— begin LISTED RECORDS —

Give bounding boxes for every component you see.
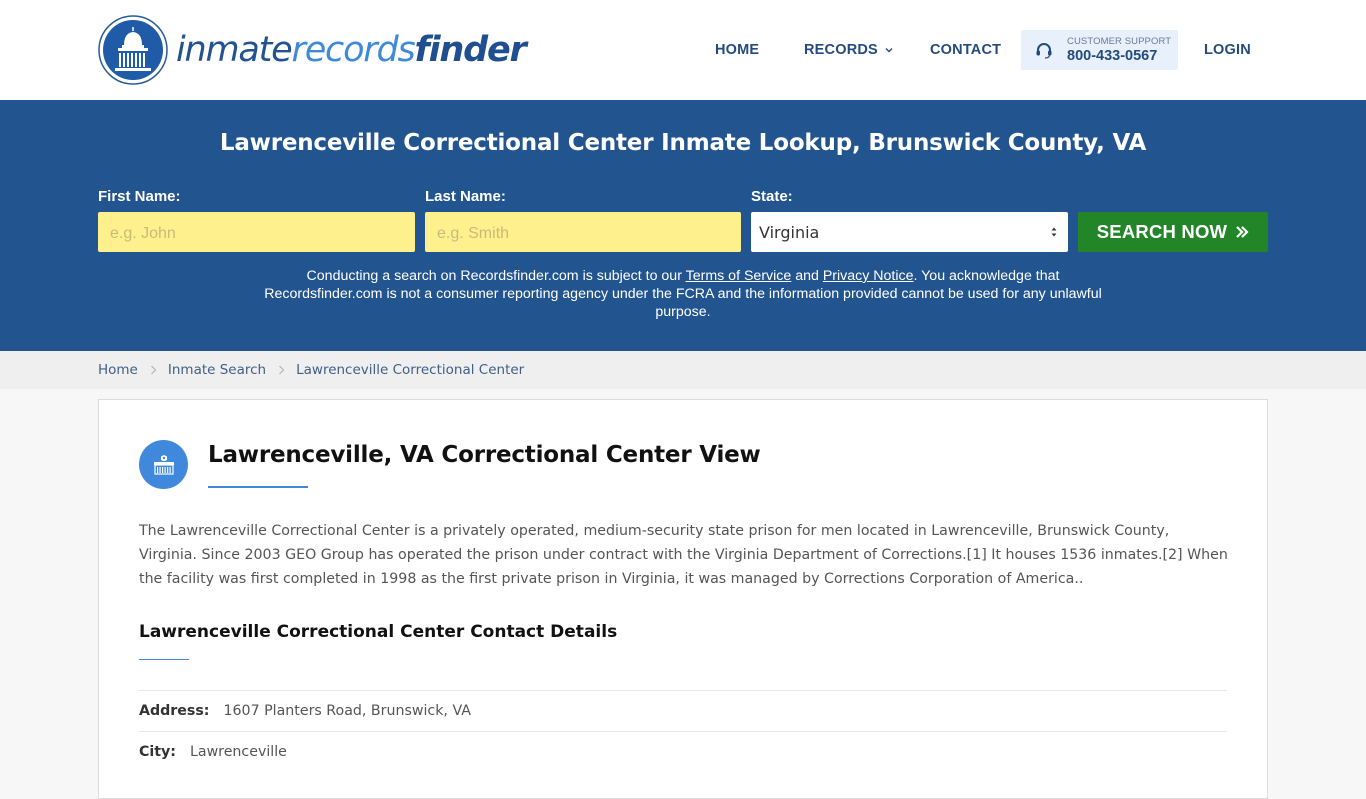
first-name-label: First Name: bbox=[98, 188, 181, 205]
detail-value: 1607 Planters Road, Brunswick, VA bbox=[223, 703, 471, 719]
double-chevron-right-icon bbox=[1236, 226, 1249, 238]
site-header: inmaterecordsfinder HOME RECORDS CONTACT… bbox=[0, 0, 1366, 100]
nav-home[interactable]: HOME bbox=[715, 42, 759, 58]
detail-key: Address: bbox=[139, 703, 210, 719]
facility-description: The Lawrenceville Correctional Center is… bbox=[139, 523, 1228, 587]
last-name-label: Last Name: bbox=[425, 188, 506, 205]
contact-details-heading: Lawrenceville Correctional Center Contac… bbox=[139, 622, 618, 642]
nav-contact[interactable]: CONTACT bbox=[930, 42, 1001, 58]
page-title: Lawrenceville Correctional Center Inmate… bbox=[219, 130, 1147, 156]
nav-records-label: RECORDS bbox=[804, 42, 878, 58]
first-name-input[interactable] bbox=[98, 212, 415, 252]
customer-support-box[interactable]: CUSTOMER SUPPORT 800-433-0567 bbox=[1021, 30, 1178, 70]
search-now-button[interactable]: SEARCH NOW bbox=[1078, 212, 1268, 252]
support-label: CUSTOMER SUPPORT bbox=[1067, 35, 1172, 47]
detail-row-address: Address: 1607 Planters Road, Brunswick, … bbox=[139, 690, 1227, 731]
select-arrows-icon bbox=[1051, 227, 1057, 237]
detail-value: Lawrenceville bbox=[189, 744, 287, 760]
terms-of-service-link[interactable]: Terms of Service bbox=[686, 268, 792, 284]
logo-wordmark: inmaterecordsfinder bbox=[176, 29, 527, 70]
chevron-right-icon bbox=[150, 365, 157, 375]
facility-title: Lawrenceville, VA Correctional Center Vi… bbox=[208, 442, 761, 468]
state-select[interactable]: Virginia bbox=[751, 212, 1068, 252]
last-name-input[interactable] bbox=[425, 212, 741, 252]
breadcrumb-inmate-search[interactable]: Inmate Search bbox=[168, 362, 266, 378]
state-label: State: bbox=[751, 188, 793, 205]
nav-records-dropdown[interactable]: RECORDS bbox=[804, 42, 893, 58]
site-logo[interactable]: inmaterecordsfinder bbox=[98, 15, 527, 85]
search-hero: Lawrenceville Correctional Center Inmate… bbox=[0, 100, 1366, 351]
privacy-notice-link[interactable]: Privacy Notice bbox=[823, 268, 914, 284]
heading-underline bbox=[139, 659, 189, 660]
nav-login[interactable]: LOGIN bbox=[1204, 42, 1251, 58]
disclaimer-text: and bbox=[791, 268, 823, 284]
breadcrumb-current[interactable]: Lawrenceville Correctional Center bbox=[296, 362, 524, 378]
headset-icon bbox=[1036, 43, 1052, 59]
search-now-label: SEARCH NOW bbox=[1096, 221, 1228, 242]
disclaimer-text: Conducting a search on Recordsfinder.com… bbox=[306, 268, 686, 284]
logo-text-inmate: inmate bbox=[176, 29, 293, 70]
state-selected-value: Virginia bbox=[759, 222, 820, 242]
breadcrumb-home[interactable]: Home bbox=[98, 362, 138, 378]
capitol-dome-icon bbox=[98, 15, 168, 85]
detail-key: City: bbox=[139, 744, 176, 760]
breadcrumb: Home Inmate Search Lawrenceville Correct… bbox=[0, 351, 1366, 389]
prison-building-icon bbox=[153, 454, 174, 475]
title-underline bbox=[208, 486, 308, 488]
support-phone[interactable]: 800-433-0567 bbox=[1067, 49, 1171, 64]
detail-row-city: City: Lawrenceville bbox=[139, 731, 1227, 772]
facility-card: Lawrenceville, VA Correctional Center Vi… bbox=[98, 399, 1268, 799]
facility-badge bbox=[139, 440, 188, 489]
logo-text-finder: finder bbox=[414, 29, 527, 70]
chevron-down-icon bbox=[885, 48, 893, 53]
logo-text-records: records bbox=[291, 29, 416, 70]
search-disclaimer: Conducting a search on Recordsfinder.com… bbox=[258, 267, 1108, 321]
chevron-right-icon bbox=[279, 365, 285, 375]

— end LISTED RECORDS —

*GIVEN INSTRUCTION*:
Reproduce the entries from the line containing "first-name-label: First Name: bbox=[98, 188, 181, 205]" to the line containing "state-label: State: bbox=[751, 188, 793, 205]", character for character.

*ANSWER FOR THE TASK*:
first-name-label: First Name: bbox=[98, 188, 181, 205]
detail-value: 1607 Planters Road, Brunswick, VA bbox=[223, 703, 471, 719]
double-chevron-right-icon bbox=[1236, 226, 1249, 238]
site-header: inmaterecordsfinder HOME RECORDS CONTACT… bbox=[0, 0, 1366, 100]
nav-home[interactable]: HOME bbox=[715, 42, 759, 58]
detail-key: Address: bbox=[139, 703, 210, 719]
facility-description: The Lawrenceville Correctional Center is… bbox=[139, 523, 1228, 587]
last-name-label: Last Name: bbox=[425, 188, 506, 205]
contact-details-heading: Lawrenceville Correctional Center Contac… bbox=[139, 622, 618, 642]
nav-contact[interactable]: CONTACT bbox=[930, 42, 1001, 58]
page-title: Lawrenceville Correctional Center Inmate… bbox=[219, 130, 1147, 156]
nav-records-label: RECORDS bbox=[804, 42, 878, 58]
first-name-input[interactable] bbox=[98, 212, 415, 252]
customer-support-box[interactable]: CUSTOMER SUPPORT 800-433-0567 bbox=[1021, 30, 1178, 70]
search-now-button[interactable]: SEARCH NOW bbox=[1078, 212, 1268, 252]
support-label: CUSTOMER SUPPORT bbox=[1067, 35, 1172, 47]
detail-row-address: Address: 1607 Planters Road, Brunswick, … bbox=[139, 690, 1227, 731]
select-arrows-icon bbox=[1051, 227, 1057, 237]
detail-value: Lawrenceville bbox=[189, 744, 287, 760]
terms-of-service-link[interactable]: Terms of Service bbox=[686, 268, 792, 284]
logo-wordmark: inmaterecordsfinder bbox=[176, 29, 527, 70]
chevron-right-icon bbox=[150, 365, 157, 375]
facility-title: Lawrenceville, VA Correctional Center Vi… bbox=[208, 442, 761, 468]
state-select[interactable]: Virginia bbox=[751, 212, 1068, 252]
last-name-input[interactable] bbox=[425, 212, 741, 252]
breadcrumb-inmate-search[interactable]: Inmate Search bbox=[168, 362, 266, 378]
state-label: State: bbox=[751, 188, 793, 205]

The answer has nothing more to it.